(begin)

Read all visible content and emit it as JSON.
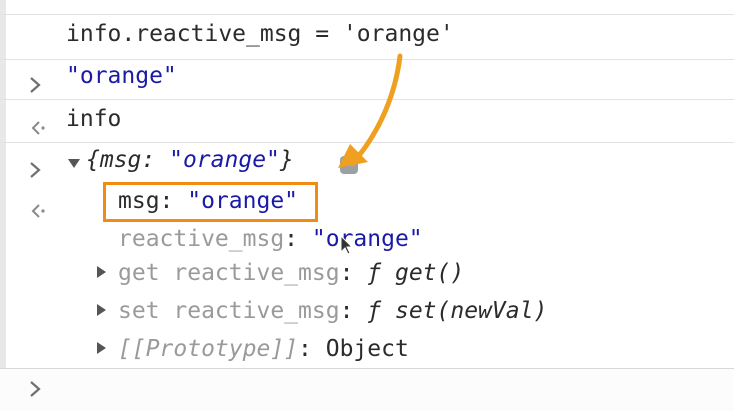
{
  "console": {
    "cmd1_text": "info.reactive_msg = 'orange'",
    "result1_text": "\"orange\"",
    "cmd2_text": "info",
    "object_summary": {
      "open_brace": "{",
      "key": "msg",
      "colon": ": ",
      "value": "\"orange\"",
      "close_brace": "}"
    },
    "props": [
      {
        "key": "msg",
        "sep": ": ",
        "value": "\"orange\""
      },
      {
        "key": "reactive_msg",
        "sep": ": ",
        "value": "\"orange\""
      },
      {
        "key": "get reactive_msg",
        "sep": ": ",
        "f": "ƒ",
        "value": " get()"
      },
      {
        "key": "set reactive_msg",
        "sep": ": ",
        "f": "ƒ",
        "value": " set(newVal)"
      },
      {
        "key": "[[Prototype]]",
        "sep": ": ",
        "value": "Object"
      }
    ]
  },
  "colors": {
    "highlight": "#f08c16",
    "arrow": "#f0a020",
    "string": "#1a1aa6"
  },
  "icons": {
    "input_prompt": "chevron-right-icon",
    "output_prompt": "return-arrow-icon",
    "expand": "triangle-icon"
  }
}
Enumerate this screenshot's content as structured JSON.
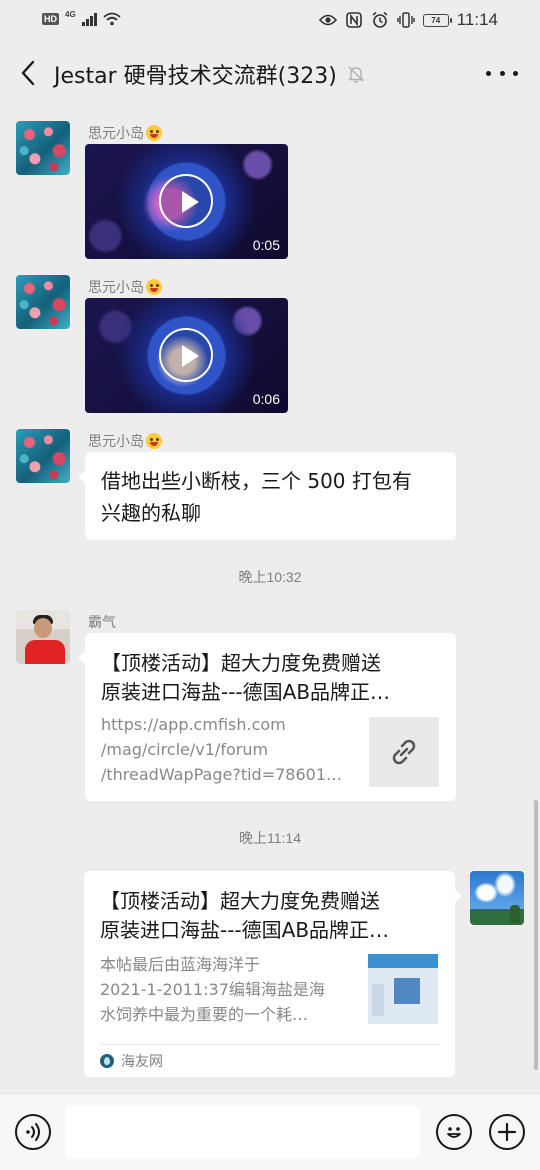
{
  "status_bar": {
    "hd": "HD",
    "network": "4G",
    "battery": "74",
    "time": "11:14"
  },
  "header": {
    "title": "Jestar 硬骨技术交流群(323)",
    "back_icon": "back-chevron-icon",
    "mute_icon": "bell-off-icon",
    "more_icon": "more-dots-icon"
  },
  "messages": [
    {
      "type": "video",
      "sender": "思元小岛",
      "duration": "0:05"
    },
    {
      "type": "video",
      "sender": "思元小岛",
      "duration": "0:06"
    },
    {
      "type": "text",
      "sender": "思元小岛",
      "lines": [
        "借地出些小断枝，三个 500 打包有",
        "兴趣的私聊"
      ]
    },
    {
      "type": "time",
      "text": "晚上10:32"
    },
    {
      "type": "link",
      "sender": "霸气",
      "title_lines": [
        "【顶楼活动】超大力度免费赠送",
        "原装进口海盐---德国AB品牌正…"
      ],
      "desc_lines": [
        "https://app.cmfish.com",
        "/mag/circle/v1/forum",
        "/threadWapPage?tid=78601…"
      ],
      "thumb_icon": "link-icon"
    },
    {
      "type": "time",
      "text": "晚上11:14"
    },
    {
      "type": "link",
      "sender": "",
      "title_lines": [
        "【顶楼活动】超大力度免费赠送",
        "原装进口海盐---德国AB品牌正…"
      ],
      "desc_lines": [
        "本帖最后由蓝海海洋于",
        "2021-1-2011:37编辑海盐是海",
        "水饲养中最为重要的一个耗…"
      ],
      "source": "海友网"
    }
  ],
  "input_bar": {
    "voice_icon": "voice-icon",
    "emoji_icon": "emoji-icon",
    "plus_icon": "plus-icon",
    "value": ""
  },
  "colors": {
    "background": "#ededed",
    "bubble": "#ffffff",
    "text": "#191919",
    "meta": "#7f7f7f"
  }
}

(end)

**The problem**: Your task is to collect every line above that contains the word "content".

**Worked solution**:
Read all visible content and emit it as JSON.
Enumerate this screenshot's content as structured JSON.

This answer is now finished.